Where the records appear below, transcribe them exactly, leaving none out.

[Extracts from a graphics dataset]

-=-=-=-=-

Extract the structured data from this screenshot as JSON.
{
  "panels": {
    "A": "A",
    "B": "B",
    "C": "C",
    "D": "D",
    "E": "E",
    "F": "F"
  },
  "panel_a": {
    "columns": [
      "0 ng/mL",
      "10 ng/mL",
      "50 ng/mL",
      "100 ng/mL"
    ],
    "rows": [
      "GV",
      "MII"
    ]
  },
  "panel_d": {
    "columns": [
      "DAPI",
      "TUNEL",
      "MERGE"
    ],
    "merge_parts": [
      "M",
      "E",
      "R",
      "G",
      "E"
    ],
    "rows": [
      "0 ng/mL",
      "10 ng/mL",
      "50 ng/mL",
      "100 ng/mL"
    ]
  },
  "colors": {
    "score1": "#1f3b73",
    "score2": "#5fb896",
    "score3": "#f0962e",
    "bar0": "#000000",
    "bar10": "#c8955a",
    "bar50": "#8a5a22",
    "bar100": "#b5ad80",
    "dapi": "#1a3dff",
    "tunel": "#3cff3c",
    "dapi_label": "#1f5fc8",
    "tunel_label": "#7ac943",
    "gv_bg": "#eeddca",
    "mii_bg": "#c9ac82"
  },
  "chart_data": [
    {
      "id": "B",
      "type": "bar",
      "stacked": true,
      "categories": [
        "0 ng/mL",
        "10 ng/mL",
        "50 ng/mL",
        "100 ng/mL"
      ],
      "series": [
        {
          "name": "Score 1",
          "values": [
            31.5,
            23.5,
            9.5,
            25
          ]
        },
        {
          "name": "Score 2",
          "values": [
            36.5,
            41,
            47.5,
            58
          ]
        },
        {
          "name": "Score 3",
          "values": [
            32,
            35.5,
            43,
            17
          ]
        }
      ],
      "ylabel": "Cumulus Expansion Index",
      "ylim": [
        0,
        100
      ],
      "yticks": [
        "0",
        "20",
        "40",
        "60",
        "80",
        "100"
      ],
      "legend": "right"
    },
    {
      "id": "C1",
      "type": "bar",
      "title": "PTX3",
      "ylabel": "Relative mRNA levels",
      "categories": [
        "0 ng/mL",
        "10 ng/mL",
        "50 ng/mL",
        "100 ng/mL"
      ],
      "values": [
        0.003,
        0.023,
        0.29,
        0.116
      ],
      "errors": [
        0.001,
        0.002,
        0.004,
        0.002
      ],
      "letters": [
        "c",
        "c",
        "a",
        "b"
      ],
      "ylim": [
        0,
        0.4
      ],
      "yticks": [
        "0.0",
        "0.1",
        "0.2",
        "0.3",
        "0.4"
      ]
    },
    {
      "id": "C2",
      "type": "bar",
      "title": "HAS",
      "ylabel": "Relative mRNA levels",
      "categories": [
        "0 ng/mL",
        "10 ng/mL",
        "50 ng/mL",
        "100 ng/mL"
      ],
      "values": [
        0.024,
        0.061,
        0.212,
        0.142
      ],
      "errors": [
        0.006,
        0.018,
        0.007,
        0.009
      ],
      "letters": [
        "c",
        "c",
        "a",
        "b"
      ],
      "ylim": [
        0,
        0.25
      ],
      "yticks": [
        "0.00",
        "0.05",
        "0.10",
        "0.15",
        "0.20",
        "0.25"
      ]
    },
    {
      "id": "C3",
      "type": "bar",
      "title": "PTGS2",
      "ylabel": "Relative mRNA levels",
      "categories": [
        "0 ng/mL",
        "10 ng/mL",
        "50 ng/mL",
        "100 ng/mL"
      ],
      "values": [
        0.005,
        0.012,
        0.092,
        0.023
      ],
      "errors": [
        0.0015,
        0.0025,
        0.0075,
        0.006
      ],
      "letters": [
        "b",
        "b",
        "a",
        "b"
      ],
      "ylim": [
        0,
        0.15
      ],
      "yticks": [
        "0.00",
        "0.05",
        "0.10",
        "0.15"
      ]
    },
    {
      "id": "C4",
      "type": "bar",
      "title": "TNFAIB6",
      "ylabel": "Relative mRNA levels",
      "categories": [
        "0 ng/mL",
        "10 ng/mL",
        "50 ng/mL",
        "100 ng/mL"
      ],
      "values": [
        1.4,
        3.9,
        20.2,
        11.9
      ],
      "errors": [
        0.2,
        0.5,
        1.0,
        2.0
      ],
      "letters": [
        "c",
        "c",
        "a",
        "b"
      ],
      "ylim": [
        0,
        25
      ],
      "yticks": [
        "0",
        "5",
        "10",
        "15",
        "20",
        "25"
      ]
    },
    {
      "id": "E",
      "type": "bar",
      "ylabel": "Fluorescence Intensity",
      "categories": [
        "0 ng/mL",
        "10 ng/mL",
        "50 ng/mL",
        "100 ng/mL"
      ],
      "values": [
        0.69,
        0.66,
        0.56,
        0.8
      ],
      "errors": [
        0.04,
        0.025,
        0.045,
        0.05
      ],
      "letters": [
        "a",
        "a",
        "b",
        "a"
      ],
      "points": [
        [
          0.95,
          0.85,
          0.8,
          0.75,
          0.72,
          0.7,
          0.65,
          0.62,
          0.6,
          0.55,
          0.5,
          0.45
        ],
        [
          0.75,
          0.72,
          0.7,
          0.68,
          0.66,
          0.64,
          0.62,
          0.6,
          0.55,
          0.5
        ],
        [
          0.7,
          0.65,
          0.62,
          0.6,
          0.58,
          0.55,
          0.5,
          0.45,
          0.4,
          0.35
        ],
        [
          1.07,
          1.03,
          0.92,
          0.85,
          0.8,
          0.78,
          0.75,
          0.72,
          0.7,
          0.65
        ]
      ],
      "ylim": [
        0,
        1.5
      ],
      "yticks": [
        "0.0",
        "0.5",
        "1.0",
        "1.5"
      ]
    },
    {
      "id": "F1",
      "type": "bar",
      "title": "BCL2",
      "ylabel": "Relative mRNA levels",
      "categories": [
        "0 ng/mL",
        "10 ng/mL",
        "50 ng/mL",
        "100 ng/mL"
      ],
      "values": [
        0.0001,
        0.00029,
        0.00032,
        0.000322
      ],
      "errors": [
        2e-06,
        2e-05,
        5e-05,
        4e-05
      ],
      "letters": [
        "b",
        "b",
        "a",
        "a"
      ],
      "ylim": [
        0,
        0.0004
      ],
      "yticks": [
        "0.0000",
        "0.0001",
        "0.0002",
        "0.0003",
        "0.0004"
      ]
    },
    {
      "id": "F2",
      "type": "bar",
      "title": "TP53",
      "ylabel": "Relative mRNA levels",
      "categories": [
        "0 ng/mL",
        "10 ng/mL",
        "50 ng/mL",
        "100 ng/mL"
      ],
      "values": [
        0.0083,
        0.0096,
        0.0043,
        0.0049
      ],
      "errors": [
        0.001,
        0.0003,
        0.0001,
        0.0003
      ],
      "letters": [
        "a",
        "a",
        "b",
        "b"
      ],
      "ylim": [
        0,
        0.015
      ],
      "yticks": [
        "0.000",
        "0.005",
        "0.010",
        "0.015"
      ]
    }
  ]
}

-=-=-=-=-

Result of this exercise:
Extract the structured data from this screenshot as JSON.
{
  "panels": {
    "A": "A",
    "B": "B",
    "C": "C",
    "D": "D",
    "E": "E",
    "F": "F"
  },
  "panel_a": {
    "columns": [
      "0 ng/mL",
      "10 ng/mL",
      "50 ng/mL",
      "100 ng/mL"
    ],
    "rows": [
      "GV",
      "MII"
    ]
  },
  "panel_d": {
    "columns": [
      "DAPI",
      "TUNEL",
      "MERGE"
    ],
    "merge_parts": [
      "M",
      "E",
      "R",
      "G",
      "E"
    ],
    "rows": [
      "0 ng/mL",
      "10 ng/mL",
      "50 ng/mL",
      "100 ng/mL"
    ]
  },
  "colors": {
    "score1": "#1f3b73",
    "score2": "#5fb896",
    "score3": "#f0962e",
    "bar0": "#000000",
    "bar10": "#c8955a",
    "bar50": "#8a5a22",
    "bar100": "#b5ad80",
    "dapi": "#1a3dff",
    "tunel": "#3cff3c",
    "dapi_label": "#1f5fc8",
    "tunel_label": "#7ac943",
    "gv_bg": "#eeddca",
    "mii_bg": "#c9ac82"
  },
  "chart_data": [
    {
      "id": "B",
      "type": "bar",
      "stacked": true,
      "categories": [
        "0 ng/mL",
        "10 ng/mL",
        "50 ng/mL",
        "100 ng/mL"
      ],
      "series": [
        {
          "name": "Score 1",
          "values": [
            31.5,
            23.5,
            9.5,
            25
          ]
        },
        {
          "name": "Score 2",
          "values": [
            36.5,
            41,
            47.5,
            58
          ]
        },
        {
          "name": "Score 3",
          "values": [
            32,
            35.5,
            43,
            17
          ]
        }
      ],
      "ylabel": "Cumulus Expansion Index",
      "ylim": [
        0,
        100
      ],
      "yticks": [
        "0",
        "20",
        "40",
        "60",
        "80",
        "100"
      ],
      "legend": "right"
    },
    {
      "id": "C1",
      "type": "bar",
      "title": "PTX3",
      "ylabel": "Relative mRNA levels",
      "categories": [
        "0 ng/mL",
        "10 ng/mL",
        "50 ng/mL",
        "100 ng/mL"
      ],
      "values": [
        0.003,
        0.023,
        0.29,
        0.116
      ],
      "errors": [
        0.001,
        0.002,
        0.004,
        0.002
      ],
      "letters": [
        "c",
        "c",
        "a",
        "b"
      ],
      "ylim": [
        0,
        0.4
      ],
      "yticks": [
        "0.0",
        "0.1",
        "0.2",
        "0.3",
        "0.4"
      ]
    },
    {
      "id": "C2",
      "type": "bar",
      "title": "HAS",
      "ylabel": "Relative mRNA levels",
      "categories": [
        "0 ng/mL",
        "10 ng/mL",
        "50 ng/mL",
        "100 ng/mL"
      ],
      "values": [
        0.024,
        0.061,
        0.212,
        0.142
      ],
      "errors": [
        0.006,
        0.018,
        0.007,
        0.009
      ],
      "letters": [
        "c",
        "c",
        "a",
        "b"
      ],
      "ylim": [
        0,
        0.25
      ],
      "yticks": [
        "0.00",
        "0.05",
        "0.10",
        "0.15",
        "0.20",
        "0.25"
      ]
    },
    {
      "id": "C3",
      "type": "bar",
      "title": "PTGS2",
      "ylabel": "Relative mRNA levels",
      "categories": [
        "0 ng/mL",
        "10 ng/mL",
        "50 ng/mL",
        "100 ng/mL"
      ],
      "values": [
        0.005,
        0.012,
        0.092,
        0.023
      ],
      "errors": [
        0.0015,
        0.0025,
        0.0075,
        0.006
      ],
      "letters": [
        "b",
        "b",
        "a",
        "b"
      ],
      "ylim": [
        0,
        0.15
      ],
      "yticks": [
        "0.00",
        "0.05",
        "0.10",
        "0.15"
      ]
    },
    {
      "id": "C4",
      "type": "bar",
      "title": "TNFAIB6",
      "ylabel": "Relative mRNA levels",
      "categories": [
        "0 ng/mL",
        "10 ng/mL",
        "50 ng/mL",
        "100 ng/mL"
      ],
      "values": [
        1.4,
        3.9,
        20.2,
        11.9
      ],
      "errors": [
        0.2,
        0.5,
        1.0,
        2.0
      ],
      "letters": [
        "c",
        "c",
        "a",
        "b"
      ],
      "ylim": [
        0,
        25
      ],
      "yticks": [
        "0",
        "5",
        "10",
        "15",
        "20",
        "25"
      ]
    },
    {
      "id": "E",
      "type": "bar",
      "ylabel": "Fluorescence Intensity",
      "categories": [
        "0 ng/mL",
        "10 ng/mL",
        "50 ng/mL",
        "100 ng/mL"
      ],
      "values": [
        0.69,
        0.66,
        0.56,
        0.8
      ],
      "errors": [
        0.04,
        0.025,
        0.045,
        0.05
      ],
      "letters": [
        "a",
        "a",
        "b",
        "a"
      ],
      "points": [
        [
          0.95,
          0.85,
          0.8,
          0.75,
          0.72,
          0.7,
          0.65,
          0.62,
          0.6,
          0.55,
          0.5,
          0.45
        ],
        [
          0.75,
          0.72,
          0.7,
          0.68,
          0.66,
          0.64,
          0.62,
          0.6,
          0.55,
          0.5
        ],
        [
          0.7,
          0.65,
          0.62,
          0.6,
          0.58,
          0.55,
          0.5,
          0.45,
          0.4,
          0.35
        ],
        [
          1.07,
          1.03,
          0.92,
          0.85,
          0.8,
          0.78,
          0.75,
          0.72,
          0.7,
          0.65
        ]
      ],
      "ylim": [
        0,
        1.5
      ],
      "yticks": [
        "0.0",
        "0.5",
        "1.0",
        "1.5"
      ]
    },
    {
      "id": "F1",
      "type": "bar",
      "title": "BCL2",
      "ylabel": "Relative mRNA levels",
      "categories": [
        "0 ng/mL",
        "10 ng/mL",
        "50 ng/mL",
        "100 ng/mL"
      ],
      "values": [
        0.0001,
        0.00029,
        0.00032,
        0.000322
      ],
      "errors": [
        2e-06,
        2e-05,
        5e-05,
        4e-05
      ],
      "letters": [
        "b",
        "b",
        "a",
        "a"
      ],
      "ylim": [
        0,
        0.0004
      ],
      "yticks": [
        "0.0000",
        "0.0001",
        "0.0002",
        "0.0003",
        "0.0004"
      ]
    },
    {
      "id": "F2",
      "type": "bar",
      "title": "TP53",
      "ylabel": "Relative mRNA levels",
      "categories": [
        "0 ng/mL",
        "10 ng/mL",
        "50 ng/mL",
        "100 ng/mL"
      ],
      "values": [
        0.0083,
        0.0096,
        0.0043,
        0.0049
      ],
      "errors": [
        0.001,
        0.0003,
        0.0001,
        0.0003
      ],
      "letters": [
        "a",
        "a",
        "b",
        "b"
      ],
      "ylim": [
        0,
        0.015
      ],
      "yticks": [
        "0.000",
        "0.005",
        "0.010",
        "0.015"
      ]
    }
  ]
}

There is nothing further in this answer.